• _WRITTEN TASK_
Where a line contains the string "this", copy that line.

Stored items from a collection
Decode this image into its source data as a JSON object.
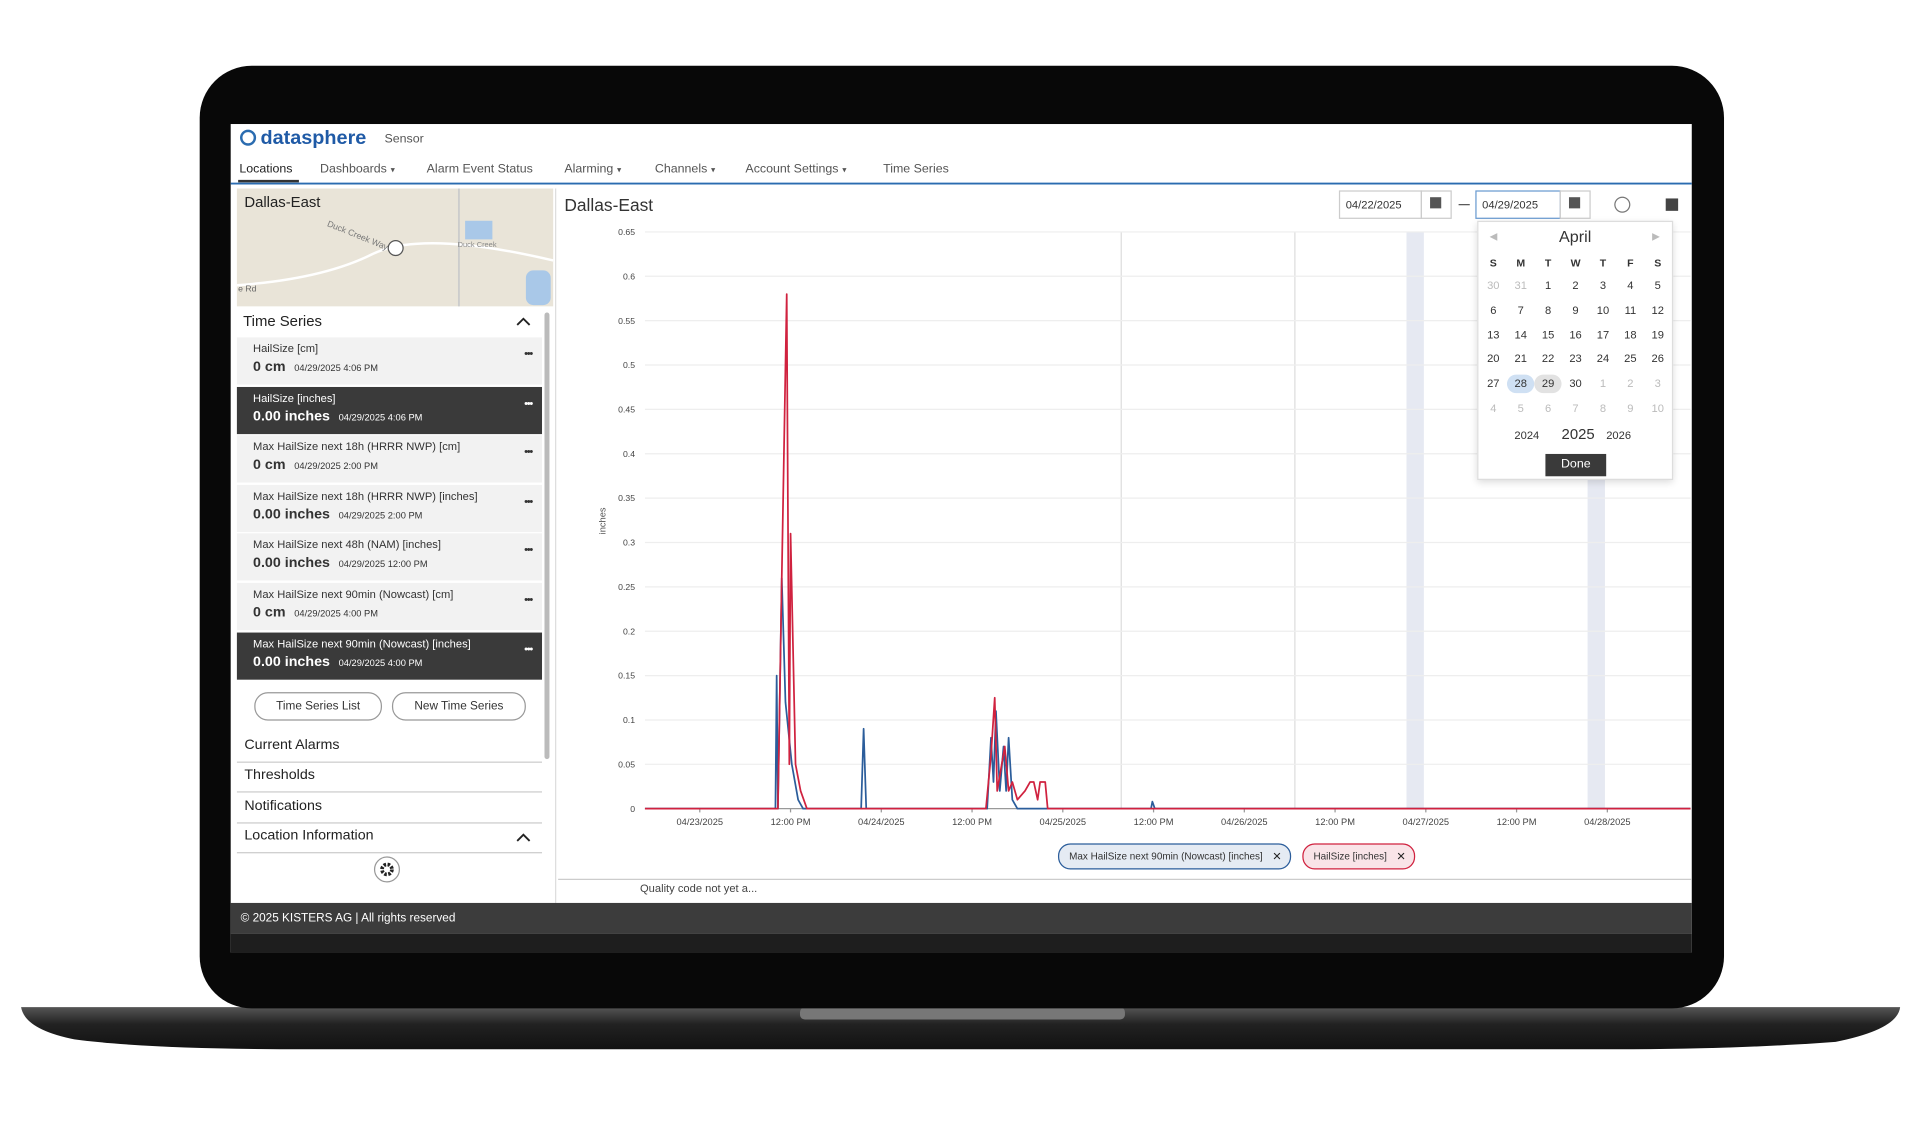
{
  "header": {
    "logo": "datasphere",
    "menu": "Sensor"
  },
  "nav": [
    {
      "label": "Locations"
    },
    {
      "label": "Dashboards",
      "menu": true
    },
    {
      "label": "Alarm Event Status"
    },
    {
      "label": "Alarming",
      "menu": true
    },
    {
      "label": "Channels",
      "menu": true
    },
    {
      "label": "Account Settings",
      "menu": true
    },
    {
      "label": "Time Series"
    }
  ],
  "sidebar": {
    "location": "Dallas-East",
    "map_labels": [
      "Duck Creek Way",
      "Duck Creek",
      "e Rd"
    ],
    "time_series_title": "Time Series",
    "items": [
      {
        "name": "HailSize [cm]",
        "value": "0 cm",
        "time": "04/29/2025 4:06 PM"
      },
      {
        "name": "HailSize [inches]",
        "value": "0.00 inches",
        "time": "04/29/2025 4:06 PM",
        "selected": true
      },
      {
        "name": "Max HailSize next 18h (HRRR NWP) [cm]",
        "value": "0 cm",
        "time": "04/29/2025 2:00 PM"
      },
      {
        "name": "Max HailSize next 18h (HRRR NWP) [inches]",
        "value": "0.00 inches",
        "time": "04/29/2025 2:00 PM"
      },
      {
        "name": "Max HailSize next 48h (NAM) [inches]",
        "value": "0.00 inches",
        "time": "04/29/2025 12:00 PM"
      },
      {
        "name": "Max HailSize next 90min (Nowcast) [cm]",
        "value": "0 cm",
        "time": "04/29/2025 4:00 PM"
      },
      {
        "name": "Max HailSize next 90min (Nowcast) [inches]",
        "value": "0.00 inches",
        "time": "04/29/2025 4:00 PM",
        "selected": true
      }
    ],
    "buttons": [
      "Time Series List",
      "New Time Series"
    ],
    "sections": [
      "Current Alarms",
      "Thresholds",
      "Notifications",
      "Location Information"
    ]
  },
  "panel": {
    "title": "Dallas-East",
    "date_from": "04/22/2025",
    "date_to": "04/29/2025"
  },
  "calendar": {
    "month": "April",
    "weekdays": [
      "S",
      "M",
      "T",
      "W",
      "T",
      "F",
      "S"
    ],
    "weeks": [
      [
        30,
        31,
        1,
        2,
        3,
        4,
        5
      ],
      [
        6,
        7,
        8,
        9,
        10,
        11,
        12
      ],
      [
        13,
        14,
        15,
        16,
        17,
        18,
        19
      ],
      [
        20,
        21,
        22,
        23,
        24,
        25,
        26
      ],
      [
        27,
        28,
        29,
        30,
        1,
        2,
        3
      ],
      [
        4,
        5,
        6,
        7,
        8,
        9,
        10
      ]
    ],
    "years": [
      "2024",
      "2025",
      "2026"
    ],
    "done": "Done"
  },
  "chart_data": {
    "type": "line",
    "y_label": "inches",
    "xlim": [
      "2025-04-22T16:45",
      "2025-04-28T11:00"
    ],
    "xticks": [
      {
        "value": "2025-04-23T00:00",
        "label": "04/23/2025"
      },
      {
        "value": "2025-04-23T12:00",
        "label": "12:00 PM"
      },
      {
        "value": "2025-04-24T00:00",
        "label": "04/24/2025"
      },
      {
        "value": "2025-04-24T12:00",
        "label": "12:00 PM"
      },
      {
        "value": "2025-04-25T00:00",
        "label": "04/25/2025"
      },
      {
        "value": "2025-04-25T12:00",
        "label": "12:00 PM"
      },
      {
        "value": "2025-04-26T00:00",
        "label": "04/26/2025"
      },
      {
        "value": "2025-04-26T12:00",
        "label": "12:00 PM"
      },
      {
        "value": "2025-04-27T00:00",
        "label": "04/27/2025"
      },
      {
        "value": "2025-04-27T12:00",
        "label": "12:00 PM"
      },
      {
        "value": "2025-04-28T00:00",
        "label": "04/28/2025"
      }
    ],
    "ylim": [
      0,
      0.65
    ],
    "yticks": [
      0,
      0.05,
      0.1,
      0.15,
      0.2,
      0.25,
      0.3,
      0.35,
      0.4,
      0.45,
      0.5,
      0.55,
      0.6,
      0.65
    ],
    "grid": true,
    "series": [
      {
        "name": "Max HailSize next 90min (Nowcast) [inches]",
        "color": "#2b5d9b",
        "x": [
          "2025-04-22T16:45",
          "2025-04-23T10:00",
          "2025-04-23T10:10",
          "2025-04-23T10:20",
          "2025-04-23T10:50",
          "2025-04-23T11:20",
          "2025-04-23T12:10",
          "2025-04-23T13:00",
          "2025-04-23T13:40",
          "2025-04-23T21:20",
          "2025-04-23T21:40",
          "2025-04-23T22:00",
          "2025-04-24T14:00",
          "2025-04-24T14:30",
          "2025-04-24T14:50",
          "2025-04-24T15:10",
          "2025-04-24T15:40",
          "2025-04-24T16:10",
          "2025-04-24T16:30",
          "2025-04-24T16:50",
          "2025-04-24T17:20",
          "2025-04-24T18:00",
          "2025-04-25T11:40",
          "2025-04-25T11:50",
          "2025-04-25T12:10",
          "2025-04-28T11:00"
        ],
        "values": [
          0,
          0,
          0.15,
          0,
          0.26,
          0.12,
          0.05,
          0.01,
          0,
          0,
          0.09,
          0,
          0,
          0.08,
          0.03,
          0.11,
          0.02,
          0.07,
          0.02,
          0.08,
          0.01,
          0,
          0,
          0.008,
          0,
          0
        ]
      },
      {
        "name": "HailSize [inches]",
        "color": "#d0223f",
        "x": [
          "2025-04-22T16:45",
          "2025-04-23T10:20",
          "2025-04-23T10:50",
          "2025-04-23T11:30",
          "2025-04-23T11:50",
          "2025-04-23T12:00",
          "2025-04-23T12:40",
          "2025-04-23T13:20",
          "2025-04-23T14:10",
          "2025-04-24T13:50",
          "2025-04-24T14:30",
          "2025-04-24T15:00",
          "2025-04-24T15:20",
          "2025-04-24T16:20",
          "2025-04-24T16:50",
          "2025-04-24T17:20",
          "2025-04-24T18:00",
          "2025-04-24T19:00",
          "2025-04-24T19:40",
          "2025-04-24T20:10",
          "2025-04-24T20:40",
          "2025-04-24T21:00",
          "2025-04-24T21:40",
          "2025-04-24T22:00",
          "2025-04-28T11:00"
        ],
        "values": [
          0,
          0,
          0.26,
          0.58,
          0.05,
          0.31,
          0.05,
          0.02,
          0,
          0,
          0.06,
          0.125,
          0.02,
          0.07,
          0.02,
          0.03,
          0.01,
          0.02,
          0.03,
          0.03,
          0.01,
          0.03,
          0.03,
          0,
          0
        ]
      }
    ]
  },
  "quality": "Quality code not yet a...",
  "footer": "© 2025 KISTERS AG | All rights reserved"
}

* * *

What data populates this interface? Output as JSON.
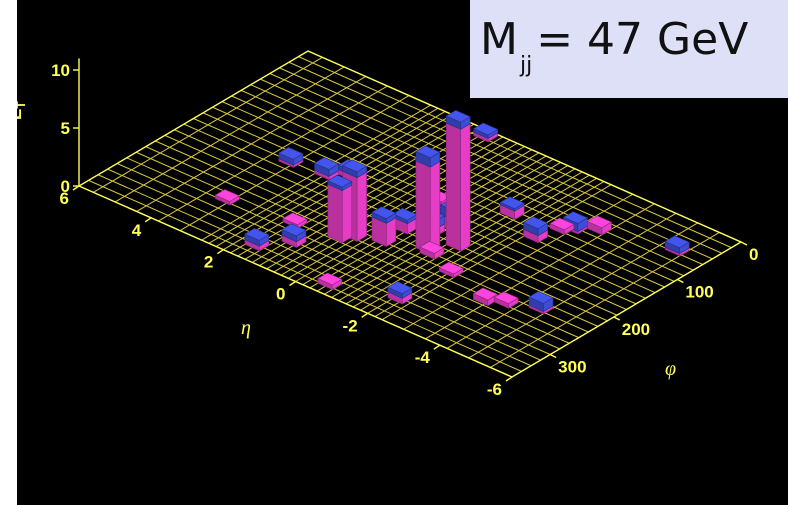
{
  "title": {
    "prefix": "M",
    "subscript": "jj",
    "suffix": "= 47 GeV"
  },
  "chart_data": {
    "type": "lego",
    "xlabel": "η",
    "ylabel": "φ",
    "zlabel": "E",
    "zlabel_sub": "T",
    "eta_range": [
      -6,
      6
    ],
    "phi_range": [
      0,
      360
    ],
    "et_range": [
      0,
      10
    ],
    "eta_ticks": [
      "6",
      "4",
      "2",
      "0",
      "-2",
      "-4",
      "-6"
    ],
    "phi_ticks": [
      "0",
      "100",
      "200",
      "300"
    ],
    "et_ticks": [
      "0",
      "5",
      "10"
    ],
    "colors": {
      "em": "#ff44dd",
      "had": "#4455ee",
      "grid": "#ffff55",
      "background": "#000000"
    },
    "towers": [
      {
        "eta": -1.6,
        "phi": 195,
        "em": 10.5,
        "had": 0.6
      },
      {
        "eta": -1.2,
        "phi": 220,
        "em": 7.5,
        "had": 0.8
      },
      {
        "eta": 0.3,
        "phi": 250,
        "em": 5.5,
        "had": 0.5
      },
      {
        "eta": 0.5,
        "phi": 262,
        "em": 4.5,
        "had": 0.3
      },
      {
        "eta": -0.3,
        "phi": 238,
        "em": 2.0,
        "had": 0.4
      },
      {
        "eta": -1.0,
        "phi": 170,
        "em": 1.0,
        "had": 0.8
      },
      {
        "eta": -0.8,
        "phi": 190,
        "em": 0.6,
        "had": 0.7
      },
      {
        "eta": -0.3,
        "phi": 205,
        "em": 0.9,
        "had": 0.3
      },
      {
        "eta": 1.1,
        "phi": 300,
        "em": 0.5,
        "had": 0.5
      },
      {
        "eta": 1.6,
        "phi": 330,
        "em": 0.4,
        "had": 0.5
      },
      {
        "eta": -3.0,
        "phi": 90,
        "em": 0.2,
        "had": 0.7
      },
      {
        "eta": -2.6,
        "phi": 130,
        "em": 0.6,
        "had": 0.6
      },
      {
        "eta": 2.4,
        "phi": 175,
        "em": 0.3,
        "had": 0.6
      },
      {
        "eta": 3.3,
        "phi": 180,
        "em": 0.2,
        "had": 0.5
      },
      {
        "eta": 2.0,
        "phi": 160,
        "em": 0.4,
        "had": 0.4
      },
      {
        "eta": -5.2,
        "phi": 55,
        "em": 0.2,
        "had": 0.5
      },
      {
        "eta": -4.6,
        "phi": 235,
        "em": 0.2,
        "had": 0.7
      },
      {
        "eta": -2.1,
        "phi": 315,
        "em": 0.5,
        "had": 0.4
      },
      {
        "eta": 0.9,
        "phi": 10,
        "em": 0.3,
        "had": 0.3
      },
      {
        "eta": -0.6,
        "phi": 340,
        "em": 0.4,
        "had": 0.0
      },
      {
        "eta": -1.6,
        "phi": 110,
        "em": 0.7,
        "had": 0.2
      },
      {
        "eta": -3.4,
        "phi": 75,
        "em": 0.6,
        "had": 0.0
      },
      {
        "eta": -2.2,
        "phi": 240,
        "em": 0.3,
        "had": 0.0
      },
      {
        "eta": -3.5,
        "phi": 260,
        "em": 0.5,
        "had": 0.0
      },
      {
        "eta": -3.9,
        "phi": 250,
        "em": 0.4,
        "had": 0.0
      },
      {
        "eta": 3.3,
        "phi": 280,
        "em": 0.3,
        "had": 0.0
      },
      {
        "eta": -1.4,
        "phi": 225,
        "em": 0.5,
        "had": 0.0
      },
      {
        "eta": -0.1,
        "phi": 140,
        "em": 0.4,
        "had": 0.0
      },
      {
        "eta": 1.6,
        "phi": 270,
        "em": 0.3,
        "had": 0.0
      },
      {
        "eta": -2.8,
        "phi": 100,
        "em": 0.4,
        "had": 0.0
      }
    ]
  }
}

• _WRITTEN SOLUTION_
Decode this image into its source data as a JSON object.
What data populates this interface? Output as JSON.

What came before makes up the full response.